___ Information shown
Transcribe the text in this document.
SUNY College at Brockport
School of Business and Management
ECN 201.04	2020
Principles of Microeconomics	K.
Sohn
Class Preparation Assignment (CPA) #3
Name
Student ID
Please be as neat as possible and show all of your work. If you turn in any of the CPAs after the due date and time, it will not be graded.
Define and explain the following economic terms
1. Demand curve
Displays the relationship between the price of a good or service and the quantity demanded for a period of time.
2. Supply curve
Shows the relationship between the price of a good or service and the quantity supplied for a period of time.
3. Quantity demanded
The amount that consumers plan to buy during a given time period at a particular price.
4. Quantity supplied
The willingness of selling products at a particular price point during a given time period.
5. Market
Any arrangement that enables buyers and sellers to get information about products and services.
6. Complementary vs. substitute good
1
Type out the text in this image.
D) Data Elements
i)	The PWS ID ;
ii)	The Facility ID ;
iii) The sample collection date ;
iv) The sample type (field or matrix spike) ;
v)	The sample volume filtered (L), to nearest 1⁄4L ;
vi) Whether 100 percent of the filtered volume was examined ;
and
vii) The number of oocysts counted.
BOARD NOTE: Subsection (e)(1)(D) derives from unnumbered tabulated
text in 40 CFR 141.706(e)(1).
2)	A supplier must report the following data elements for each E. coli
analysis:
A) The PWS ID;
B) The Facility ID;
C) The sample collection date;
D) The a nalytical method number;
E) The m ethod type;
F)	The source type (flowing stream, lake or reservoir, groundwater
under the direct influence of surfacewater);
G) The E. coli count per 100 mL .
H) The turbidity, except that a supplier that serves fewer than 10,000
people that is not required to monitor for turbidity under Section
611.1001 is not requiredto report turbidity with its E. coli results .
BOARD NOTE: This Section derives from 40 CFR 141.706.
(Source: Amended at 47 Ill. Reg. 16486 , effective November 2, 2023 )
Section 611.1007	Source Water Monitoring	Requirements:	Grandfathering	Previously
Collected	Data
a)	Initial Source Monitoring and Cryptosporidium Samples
______
Given task:
Copy out every line of the material above that mentions the word "text".

Answer in full:
Transcribe the text in this document.
Type out the text in this image.
text in 40 CFR 141.706(e)(1).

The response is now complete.